| Problem details |
Below are some records. Copy every line in them that holds "feature".

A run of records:
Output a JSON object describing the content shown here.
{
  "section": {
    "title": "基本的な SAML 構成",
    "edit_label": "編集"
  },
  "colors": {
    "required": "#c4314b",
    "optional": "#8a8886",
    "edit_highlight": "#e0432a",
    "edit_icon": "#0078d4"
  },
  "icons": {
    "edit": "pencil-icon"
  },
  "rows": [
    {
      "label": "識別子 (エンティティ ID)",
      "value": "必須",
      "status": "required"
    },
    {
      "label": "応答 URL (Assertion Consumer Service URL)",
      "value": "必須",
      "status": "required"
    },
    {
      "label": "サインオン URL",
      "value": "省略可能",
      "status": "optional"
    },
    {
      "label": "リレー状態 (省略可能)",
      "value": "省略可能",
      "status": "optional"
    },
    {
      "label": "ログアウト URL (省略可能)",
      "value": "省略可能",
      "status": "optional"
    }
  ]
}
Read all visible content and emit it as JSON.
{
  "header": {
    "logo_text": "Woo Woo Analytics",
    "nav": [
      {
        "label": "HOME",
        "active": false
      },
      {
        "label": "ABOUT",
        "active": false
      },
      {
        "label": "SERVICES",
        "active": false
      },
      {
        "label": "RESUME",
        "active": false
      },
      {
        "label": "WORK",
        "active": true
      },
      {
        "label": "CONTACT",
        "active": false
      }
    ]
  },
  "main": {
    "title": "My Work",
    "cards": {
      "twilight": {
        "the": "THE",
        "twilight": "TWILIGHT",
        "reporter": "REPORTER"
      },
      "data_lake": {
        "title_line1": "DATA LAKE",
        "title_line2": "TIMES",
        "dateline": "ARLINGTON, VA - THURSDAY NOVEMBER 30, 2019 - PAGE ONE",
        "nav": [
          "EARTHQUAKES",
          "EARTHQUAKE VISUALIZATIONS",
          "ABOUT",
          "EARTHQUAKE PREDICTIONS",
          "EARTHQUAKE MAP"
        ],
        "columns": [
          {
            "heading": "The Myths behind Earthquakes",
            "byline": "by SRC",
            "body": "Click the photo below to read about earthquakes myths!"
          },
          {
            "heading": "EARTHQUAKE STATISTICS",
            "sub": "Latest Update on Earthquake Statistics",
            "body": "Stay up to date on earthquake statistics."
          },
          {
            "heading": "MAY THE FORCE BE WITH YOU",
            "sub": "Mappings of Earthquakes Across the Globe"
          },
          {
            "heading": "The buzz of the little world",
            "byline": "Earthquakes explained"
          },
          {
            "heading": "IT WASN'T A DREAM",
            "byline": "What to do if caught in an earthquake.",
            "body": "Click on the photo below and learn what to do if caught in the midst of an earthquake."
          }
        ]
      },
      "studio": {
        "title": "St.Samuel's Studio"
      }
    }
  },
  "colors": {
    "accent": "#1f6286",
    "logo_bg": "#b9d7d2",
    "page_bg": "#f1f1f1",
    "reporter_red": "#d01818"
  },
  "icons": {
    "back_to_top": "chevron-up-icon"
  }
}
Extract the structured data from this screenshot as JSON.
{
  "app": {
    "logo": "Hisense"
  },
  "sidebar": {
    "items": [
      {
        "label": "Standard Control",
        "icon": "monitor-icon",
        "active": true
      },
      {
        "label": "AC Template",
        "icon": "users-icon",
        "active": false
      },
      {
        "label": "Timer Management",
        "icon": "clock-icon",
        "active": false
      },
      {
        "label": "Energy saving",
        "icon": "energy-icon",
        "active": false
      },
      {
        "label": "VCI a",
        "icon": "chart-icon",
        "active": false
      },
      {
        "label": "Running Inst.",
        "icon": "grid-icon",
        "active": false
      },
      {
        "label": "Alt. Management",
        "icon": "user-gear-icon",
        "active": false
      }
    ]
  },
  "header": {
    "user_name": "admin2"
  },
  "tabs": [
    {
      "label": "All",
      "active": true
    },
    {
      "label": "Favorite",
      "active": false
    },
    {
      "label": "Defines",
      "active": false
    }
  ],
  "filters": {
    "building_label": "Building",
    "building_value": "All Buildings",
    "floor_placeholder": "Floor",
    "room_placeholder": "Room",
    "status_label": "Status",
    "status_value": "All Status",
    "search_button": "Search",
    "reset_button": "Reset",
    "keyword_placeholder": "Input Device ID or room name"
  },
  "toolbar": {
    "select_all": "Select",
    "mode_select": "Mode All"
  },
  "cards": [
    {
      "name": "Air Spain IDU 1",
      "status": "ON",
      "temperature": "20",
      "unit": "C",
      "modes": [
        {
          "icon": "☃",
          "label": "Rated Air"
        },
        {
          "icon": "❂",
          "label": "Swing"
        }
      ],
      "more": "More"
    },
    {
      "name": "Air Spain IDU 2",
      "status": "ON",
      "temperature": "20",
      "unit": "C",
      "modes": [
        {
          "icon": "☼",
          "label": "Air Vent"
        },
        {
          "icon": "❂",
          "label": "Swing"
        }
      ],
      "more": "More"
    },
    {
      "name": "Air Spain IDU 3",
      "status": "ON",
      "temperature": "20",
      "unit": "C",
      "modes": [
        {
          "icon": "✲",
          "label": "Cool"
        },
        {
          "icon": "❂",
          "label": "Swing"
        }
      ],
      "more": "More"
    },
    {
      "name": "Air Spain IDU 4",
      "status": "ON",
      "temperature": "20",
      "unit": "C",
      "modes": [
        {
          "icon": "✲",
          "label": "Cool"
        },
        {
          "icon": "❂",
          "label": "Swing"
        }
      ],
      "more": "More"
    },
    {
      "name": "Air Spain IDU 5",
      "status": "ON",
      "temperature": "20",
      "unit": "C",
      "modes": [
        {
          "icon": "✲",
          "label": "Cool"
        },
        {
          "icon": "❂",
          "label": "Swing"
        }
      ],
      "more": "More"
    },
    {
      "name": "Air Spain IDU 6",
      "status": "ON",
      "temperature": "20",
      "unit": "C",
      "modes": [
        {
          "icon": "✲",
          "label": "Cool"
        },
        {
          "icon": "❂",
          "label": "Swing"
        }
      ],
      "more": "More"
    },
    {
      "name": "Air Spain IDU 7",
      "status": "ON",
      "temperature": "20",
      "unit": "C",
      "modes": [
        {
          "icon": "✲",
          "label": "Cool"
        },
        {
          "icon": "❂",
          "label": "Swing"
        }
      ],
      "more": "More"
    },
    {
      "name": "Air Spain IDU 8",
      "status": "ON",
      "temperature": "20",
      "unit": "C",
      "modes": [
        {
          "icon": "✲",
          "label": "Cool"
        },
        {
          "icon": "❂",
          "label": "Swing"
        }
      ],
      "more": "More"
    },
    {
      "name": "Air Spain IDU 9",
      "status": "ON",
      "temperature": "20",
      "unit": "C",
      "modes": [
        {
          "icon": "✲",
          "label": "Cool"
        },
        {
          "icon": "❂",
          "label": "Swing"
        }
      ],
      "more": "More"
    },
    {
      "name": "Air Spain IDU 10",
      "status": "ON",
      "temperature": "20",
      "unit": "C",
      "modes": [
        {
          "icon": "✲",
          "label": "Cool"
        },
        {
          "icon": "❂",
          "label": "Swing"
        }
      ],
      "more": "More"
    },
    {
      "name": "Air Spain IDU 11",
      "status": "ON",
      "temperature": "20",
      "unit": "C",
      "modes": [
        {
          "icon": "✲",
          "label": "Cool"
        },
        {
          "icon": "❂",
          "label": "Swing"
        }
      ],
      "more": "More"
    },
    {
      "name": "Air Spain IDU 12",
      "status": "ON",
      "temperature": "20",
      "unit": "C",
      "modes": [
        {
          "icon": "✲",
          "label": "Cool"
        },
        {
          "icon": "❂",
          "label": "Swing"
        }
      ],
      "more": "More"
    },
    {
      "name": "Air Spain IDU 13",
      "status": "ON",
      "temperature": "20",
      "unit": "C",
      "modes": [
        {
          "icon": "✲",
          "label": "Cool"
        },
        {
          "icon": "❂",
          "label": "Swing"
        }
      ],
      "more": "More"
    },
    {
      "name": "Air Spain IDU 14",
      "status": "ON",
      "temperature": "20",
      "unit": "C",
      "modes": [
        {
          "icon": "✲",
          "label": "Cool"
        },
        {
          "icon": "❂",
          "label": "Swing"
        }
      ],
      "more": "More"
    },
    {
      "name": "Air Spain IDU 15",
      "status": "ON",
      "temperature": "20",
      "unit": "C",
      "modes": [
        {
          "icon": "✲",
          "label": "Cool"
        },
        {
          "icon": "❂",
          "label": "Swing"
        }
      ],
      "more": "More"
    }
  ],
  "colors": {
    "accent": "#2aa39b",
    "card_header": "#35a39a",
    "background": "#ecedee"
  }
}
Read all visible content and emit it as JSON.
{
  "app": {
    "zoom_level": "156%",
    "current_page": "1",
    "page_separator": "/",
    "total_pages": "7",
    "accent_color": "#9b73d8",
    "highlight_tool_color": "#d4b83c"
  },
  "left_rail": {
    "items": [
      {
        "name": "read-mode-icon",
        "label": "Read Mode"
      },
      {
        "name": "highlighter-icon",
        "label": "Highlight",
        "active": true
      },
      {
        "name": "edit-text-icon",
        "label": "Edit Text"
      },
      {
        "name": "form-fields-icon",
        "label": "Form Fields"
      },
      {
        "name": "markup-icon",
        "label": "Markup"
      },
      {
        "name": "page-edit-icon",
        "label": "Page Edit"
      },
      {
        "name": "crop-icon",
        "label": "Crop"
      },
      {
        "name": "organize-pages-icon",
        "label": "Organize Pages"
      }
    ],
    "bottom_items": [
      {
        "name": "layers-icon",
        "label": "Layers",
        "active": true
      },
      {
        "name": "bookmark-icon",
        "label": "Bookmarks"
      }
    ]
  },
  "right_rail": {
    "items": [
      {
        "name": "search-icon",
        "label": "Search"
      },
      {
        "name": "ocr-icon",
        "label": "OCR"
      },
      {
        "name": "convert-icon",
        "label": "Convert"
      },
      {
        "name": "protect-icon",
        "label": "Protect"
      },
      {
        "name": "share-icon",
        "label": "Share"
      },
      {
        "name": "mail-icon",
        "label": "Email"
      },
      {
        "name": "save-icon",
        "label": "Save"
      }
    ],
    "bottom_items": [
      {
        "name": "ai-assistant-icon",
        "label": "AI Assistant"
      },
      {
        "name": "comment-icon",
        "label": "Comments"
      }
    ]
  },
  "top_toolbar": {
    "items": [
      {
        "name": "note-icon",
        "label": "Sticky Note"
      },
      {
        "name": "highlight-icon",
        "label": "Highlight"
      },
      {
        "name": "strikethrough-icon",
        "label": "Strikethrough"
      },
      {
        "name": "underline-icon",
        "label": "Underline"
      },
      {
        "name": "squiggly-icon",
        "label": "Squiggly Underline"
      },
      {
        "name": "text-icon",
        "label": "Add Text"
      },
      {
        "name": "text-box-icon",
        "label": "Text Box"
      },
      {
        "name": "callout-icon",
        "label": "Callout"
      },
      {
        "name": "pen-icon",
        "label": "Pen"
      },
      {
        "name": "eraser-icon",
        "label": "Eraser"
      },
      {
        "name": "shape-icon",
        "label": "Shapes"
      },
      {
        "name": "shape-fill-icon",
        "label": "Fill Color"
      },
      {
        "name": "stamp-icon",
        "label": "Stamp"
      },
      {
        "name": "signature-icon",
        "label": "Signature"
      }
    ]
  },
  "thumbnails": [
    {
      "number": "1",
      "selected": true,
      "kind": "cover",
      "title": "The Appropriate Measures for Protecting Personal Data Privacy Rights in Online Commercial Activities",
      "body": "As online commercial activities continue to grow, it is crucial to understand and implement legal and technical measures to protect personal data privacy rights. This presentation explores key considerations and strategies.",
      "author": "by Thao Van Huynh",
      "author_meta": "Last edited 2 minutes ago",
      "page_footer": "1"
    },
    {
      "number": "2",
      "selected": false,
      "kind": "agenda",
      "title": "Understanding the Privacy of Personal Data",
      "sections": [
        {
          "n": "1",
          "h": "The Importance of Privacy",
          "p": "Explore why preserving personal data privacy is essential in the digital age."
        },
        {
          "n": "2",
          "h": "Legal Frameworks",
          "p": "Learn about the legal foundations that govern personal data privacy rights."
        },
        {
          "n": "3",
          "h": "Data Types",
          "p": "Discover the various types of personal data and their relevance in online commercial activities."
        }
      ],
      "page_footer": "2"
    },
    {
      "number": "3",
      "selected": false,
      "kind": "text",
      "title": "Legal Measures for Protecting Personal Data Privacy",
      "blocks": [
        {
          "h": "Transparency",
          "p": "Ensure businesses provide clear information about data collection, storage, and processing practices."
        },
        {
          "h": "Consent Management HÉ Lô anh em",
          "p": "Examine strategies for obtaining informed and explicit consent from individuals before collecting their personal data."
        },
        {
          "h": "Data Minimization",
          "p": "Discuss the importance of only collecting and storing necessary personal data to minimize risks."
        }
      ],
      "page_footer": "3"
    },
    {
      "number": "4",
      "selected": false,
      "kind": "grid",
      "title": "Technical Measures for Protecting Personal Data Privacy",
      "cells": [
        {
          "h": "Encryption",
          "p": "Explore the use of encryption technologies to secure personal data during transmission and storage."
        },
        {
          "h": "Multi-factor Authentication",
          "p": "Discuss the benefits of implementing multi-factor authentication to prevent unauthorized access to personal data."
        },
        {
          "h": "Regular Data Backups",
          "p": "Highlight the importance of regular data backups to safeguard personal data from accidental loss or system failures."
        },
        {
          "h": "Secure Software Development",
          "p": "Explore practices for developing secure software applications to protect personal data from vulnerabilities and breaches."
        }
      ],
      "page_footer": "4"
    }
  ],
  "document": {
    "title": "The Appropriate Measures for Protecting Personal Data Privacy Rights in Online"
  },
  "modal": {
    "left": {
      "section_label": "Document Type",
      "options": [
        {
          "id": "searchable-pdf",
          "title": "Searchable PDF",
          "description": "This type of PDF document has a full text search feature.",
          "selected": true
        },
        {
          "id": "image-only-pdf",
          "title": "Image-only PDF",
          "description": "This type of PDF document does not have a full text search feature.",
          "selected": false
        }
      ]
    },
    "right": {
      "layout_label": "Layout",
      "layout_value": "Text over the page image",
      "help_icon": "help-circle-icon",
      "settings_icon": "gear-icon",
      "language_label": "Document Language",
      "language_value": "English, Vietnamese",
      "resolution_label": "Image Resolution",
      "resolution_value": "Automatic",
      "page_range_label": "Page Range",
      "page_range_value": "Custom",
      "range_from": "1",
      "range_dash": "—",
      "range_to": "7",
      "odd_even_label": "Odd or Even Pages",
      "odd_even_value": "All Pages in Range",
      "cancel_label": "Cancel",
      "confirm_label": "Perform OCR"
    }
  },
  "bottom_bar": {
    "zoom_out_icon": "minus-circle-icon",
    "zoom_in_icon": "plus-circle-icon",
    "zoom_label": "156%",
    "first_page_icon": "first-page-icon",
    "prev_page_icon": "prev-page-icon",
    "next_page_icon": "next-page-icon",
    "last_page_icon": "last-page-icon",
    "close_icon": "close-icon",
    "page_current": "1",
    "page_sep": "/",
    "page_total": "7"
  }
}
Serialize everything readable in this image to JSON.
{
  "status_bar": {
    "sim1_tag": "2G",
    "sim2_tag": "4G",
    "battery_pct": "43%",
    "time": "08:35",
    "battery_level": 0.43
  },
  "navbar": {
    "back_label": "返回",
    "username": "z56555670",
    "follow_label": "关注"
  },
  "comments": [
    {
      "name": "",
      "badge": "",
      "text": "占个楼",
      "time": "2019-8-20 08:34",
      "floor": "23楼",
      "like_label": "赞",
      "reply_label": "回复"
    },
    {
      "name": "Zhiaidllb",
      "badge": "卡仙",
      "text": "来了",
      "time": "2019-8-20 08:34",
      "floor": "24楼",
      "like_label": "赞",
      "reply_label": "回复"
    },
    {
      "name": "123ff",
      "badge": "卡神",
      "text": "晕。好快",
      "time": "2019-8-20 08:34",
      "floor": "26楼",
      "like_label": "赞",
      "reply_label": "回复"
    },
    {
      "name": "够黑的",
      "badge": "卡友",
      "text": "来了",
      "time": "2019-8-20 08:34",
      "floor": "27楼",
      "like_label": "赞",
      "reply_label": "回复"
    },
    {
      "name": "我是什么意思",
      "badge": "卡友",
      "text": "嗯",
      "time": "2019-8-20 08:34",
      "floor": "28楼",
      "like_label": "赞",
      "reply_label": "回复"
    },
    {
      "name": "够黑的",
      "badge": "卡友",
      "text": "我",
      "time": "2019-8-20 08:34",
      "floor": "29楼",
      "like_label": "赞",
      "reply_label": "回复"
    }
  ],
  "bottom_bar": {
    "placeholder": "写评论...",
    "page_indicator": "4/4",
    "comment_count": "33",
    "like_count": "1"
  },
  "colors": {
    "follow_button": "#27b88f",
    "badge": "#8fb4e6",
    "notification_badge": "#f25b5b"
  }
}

| Result |
          "description": "This type of PDF document has a full text search feature.",
          "description": "This type of PDF document does not have a full text search feature.",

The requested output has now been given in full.